**WORK TO COMPLETE:**
(1) Please rewrite the paragraph beginning "We propose to study a problem" from the passage below on one-shot and active learning as a short bulleted list that keeps its main facts.
(2) Using the passage below on one-shot and active learning, decide whether each statement agrees with it. Answer yes or no for each, and quote the words that decide it.
(a) The acquisition strategy chooses the examples to label one at a time.
(b) Section 5 reports experiments on both artificial and real datasets.
(c) The approach uses bi-directional recurrent networks.

--- Start TEXT SEGMENT ---

We propose to study a problem at the crossroad of one-shot learning and active
learning. We present a method that not only learns to classify examples using
small supervision but additionally learns a label acquisition strategy which is
used to acquire the training set. We study the case of pool-based setting: the
model works on a completely observable set of examples. This is novel with regard
to previous approach in one-shot learning which consider a stream of examples
to classify one after the other. The choice of the subset of examples to label is
made in a single step via the acquisition strategy.

In Section 3, we define the problem and the specific training strategy inspired
from recent one-shot learning methods. We then describe our approach in Section
4, which is based on representation learning and the use of bi-directional recurrent
networks. Section 5 provides experimental results on artificial and real datasets.

--- End TEXT SEGMENT ---
--- Start DATA SHOWN ---

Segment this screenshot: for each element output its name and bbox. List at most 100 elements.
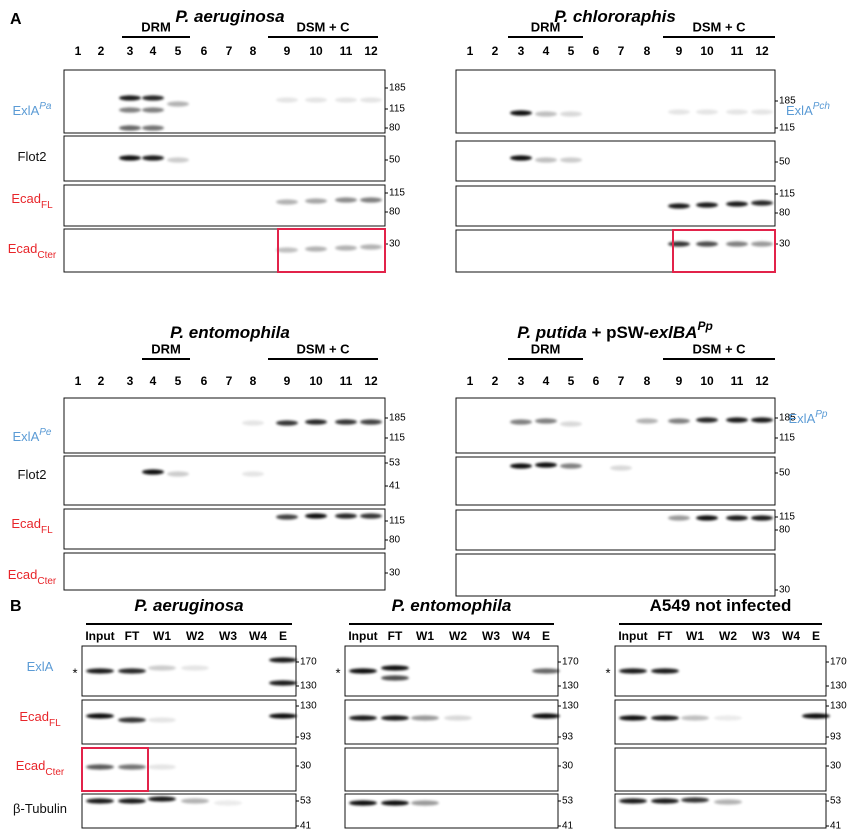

--- End DATA SHOWN ---

**TASK-BY-TASK OUTPUTS:**
(1)
- The problem studied lies where one-shot learning and active learning meet.
- The method learns to classify examples with little supervision.
- It also learns a label acquisition strategy, which is used to acquire the training set.
- The setting is pool-based: the model works on a completely observable set of examples.
- This is new compared with earlier one-shot learning approaches, which classify a stream of examples one after another.
- The acquisition strategy chooses the subset of examples to label in a single step.

(2)
(a) No: "The choice of the subset of examples to label is made in a single step via the acquisition strategy."
(b) Yes: "Section 5 provides experimental results on artificial and real datasets."
(c) Yes: "the use of bi-directional recurrent networks"